### WORK TO COMPLETE
Using the listing below, report all lines holding the word "icon".

### Stored records

━━━━━━━━━━━━━━━━━━━━━━━━━━━━━━

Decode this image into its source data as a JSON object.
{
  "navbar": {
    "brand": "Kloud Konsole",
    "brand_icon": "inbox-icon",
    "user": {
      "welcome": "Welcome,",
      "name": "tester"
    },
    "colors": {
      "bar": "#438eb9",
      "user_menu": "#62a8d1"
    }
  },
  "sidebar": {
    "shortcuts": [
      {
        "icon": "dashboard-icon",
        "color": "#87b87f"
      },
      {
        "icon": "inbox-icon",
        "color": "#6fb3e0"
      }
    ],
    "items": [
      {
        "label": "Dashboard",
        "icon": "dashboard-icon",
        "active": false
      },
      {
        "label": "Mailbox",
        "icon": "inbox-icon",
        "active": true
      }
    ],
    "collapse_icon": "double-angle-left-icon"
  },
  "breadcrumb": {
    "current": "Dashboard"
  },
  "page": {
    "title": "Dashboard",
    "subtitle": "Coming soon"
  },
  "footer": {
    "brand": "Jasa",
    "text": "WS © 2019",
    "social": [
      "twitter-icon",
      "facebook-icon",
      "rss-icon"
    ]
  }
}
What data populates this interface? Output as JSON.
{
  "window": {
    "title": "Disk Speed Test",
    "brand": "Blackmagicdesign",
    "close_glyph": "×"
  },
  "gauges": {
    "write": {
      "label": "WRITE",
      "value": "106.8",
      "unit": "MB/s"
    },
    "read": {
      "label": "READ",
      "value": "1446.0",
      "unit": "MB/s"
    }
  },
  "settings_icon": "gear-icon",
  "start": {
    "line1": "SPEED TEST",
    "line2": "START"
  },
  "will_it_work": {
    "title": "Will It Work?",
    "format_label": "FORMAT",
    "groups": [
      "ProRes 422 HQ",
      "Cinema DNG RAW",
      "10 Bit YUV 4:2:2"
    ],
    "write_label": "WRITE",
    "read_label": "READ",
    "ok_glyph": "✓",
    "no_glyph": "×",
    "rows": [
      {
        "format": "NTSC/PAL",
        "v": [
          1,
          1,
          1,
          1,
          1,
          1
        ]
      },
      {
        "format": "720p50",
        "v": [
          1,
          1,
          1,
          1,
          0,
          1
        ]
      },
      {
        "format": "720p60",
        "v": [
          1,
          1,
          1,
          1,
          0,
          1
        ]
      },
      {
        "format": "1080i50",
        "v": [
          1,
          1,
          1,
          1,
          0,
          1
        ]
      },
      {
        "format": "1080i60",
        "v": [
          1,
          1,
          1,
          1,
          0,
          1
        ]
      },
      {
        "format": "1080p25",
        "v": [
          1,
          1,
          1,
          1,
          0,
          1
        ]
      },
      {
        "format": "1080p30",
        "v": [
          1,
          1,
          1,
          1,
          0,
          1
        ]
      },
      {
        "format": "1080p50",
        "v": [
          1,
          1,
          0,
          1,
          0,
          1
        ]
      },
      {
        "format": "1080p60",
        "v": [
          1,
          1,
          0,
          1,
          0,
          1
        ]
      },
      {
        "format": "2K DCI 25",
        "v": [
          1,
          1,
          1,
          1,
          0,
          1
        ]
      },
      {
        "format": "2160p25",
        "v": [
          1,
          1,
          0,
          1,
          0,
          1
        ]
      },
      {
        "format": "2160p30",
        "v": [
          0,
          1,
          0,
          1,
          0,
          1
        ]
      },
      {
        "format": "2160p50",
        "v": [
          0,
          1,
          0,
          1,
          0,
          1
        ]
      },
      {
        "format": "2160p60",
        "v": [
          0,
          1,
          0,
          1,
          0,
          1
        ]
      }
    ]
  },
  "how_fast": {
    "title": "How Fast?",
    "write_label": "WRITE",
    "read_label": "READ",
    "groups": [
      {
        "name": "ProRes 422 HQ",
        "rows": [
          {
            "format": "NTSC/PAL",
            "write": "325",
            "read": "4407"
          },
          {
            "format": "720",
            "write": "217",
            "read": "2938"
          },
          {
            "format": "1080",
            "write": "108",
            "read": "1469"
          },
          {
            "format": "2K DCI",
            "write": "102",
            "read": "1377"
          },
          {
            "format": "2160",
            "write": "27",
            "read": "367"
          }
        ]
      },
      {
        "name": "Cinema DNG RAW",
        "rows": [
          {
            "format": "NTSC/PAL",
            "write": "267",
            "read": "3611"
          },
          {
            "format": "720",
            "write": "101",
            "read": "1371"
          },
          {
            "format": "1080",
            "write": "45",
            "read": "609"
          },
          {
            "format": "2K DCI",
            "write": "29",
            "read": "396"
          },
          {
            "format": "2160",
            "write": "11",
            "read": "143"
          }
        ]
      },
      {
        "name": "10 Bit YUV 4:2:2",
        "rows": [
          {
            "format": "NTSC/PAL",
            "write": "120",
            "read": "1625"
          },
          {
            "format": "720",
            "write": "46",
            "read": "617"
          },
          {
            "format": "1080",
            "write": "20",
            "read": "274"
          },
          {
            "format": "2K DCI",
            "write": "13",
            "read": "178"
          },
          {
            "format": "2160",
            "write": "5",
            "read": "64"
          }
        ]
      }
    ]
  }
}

━━━━━━━━━━━━━━━━━━━━━━━━━━━━━━

### FINISHED TASK
    "brand_icon": "inbox-icon",
        "icon": "dashboard-icon",
        "icon": "inbox-icon",
        "icon": "dashboard-icon",
        "icon": "inbox-icon",
    "collapse_icon": "double-angle-left-icon"
      "twitter-icon",
      "facebook-icon",
      "rss-icon"
  "settings_icon": "gear-icon",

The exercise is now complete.